● **Do this**
Output the entries below exactly as written, omitting pictures.

● **Records provided**
— Start —
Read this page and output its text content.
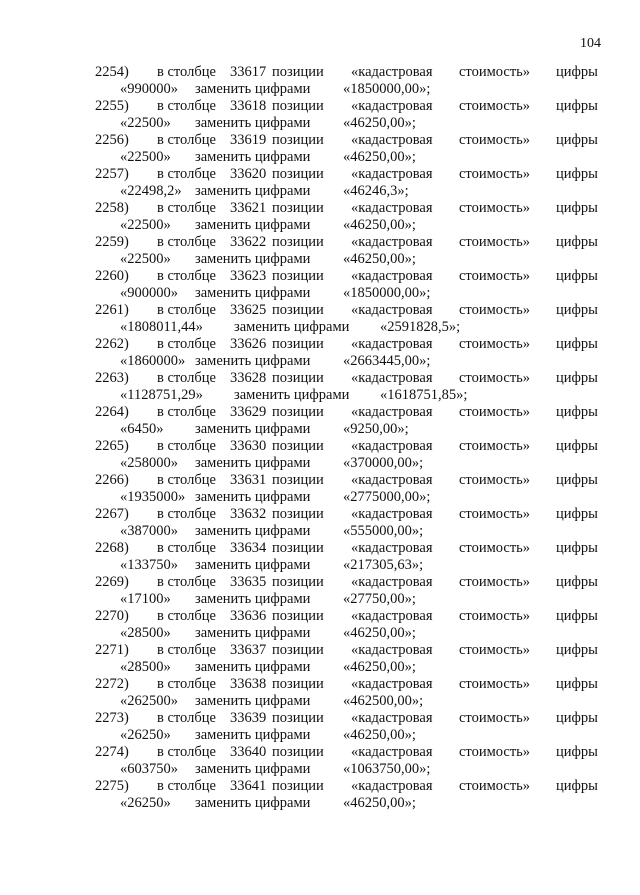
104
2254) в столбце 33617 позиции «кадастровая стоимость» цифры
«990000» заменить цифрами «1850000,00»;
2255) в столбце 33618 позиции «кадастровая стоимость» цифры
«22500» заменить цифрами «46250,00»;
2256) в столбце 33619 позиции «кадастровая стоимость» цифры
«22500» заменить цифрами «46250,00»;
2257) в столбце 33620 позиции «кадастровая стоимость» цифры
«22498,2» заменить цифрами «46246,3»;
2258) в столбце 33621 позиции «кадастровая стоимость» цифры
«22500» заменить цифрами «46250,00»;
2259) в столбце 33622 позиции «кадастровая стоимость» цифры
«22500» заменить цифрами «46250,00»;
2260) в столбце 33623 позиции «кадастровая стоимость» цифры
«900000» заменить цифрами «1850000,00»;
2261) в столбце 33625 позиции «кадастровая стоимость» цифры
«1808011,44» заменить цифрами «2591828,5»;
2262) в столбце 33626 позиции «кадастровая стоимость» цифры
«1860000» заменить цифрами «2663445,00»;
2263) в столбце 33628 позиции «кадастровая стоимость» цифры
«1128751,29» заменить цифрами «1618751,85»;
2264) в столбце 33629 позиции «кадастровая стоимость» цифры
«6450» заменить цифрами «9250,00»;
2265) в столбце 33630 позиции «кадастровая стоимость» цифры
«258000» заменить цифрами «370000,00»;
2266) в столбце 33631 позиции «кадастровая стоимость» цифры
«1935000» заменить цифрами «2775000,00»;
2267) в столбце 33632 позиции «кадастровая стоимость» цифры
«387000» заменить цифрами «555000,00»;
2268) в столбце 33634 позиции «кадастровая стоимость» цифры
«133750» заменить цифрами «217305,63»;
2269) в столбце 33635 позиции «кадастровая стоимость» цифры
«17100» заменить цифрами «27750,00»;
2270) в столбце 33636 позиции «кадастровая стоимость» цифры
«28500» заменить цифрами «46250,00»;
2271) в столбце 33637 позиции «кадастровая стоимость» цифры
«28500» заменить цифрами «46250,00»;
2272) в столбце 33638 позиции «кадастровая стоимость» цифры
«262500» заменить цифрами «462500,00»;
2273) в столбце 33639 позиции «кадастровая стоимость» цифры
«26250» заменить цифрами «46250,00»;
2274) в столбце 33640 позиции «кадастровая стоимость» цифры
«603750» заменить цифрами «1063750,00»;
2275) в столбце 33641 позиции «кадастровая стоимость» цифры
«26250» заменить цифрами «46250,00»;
— End —
● **Complete output**
Read this page and output its text content.
104
2254) в столбце 33617 позиции «кадастровая стоимость» цифры
«990000» заменить цифрами «1850000,00»;
2255) в столбце 33618 позиции «кадастровая стоимость» цифры
«22500» заменить цифрами «46250,00»;
2256) в столбце 33619 позиции «кадастровая стоимость» цифры
«22500» заменить цифрами «46250,00»;
2257) в столбце 33620 позиции «кадастровая стоимость» цифры
«22498,2» заменить цифрами «46246,3»;
2258) в столбце 33621 позиции «кадастровая стоимость» цифры
«22500» заменить цифрами «46250,00»;
2259) в столбце 33622 позиции «кадастровая стоимость» цифры
«22500» заменить цифрами «46250,00»;
2260) в столбце 33623 позиции «кадастровая стоимость» цифры
«900000» заменить цифрами «1850000,00»;
2261) в столбце 33625 позиции «кадастровая стоимость» цифры
«1808011,44» заменить цифрами «2591828,5»;
2262) в столбце 33626 позиции «кадастровая стоимость» цифры
«1860000» заменить цифрами «2663445,00»;
2263) в столбце 33628 позиции «кадастровая стоимость» цифры
«1128751,29» заменить цифрами «1618751,85»;
2264) в столбце 33629 позиции «кадастровая стоимость» цифры
«6450» заменить цифрами «9250,00»;
2265) в столбце 33630 позиции «кадастровая стоимость» цифры
«258000» заменить цифрами «370000,00»;
2266) в столбце 33631 позиции «кадастровая стоимость» цифры
«1935000» заменить цифрами «2775000,00»;
2267) в столбце 33632 позиции «кадастровая стоимость» цифры
«387000» заменить цифрами «555000,00»;
2268) в столбце 33634 позиции «кадастровая стоимость» цифры
«133750» заменить цифрами «217305,63»;
2269) в столбце 33635 позиции «кадастровая стоимость» цифры
«17100» заменить цифрами «27750,00»;
2270) в столбце 33636 позиции «кадастровая стоимость» цифры
«28500» заменить цифрами «46250,00»;
2271) в столбце 33637 позиции «кадастровая стоимость» цифры
«28500» заменить цифрами «46250,00»;
2272) в столбце 33638 позиции «кадастровая стоимость» цифры
«262500» заменить цифрами «462500,00»;
2273) в столбце 33639 позиции «кадастровая стоимость» цифры
«26250» заменить цифрами «46250,00»;
2274) в столбце 33640 позиции «кадастровая стоимость» цифры
«603750» заменить цифрами «1063750,00»;
2275) в столбце 33641 позиции «кадастровая стоимость» цифры
«26250» заменить цифрами «46250,00»;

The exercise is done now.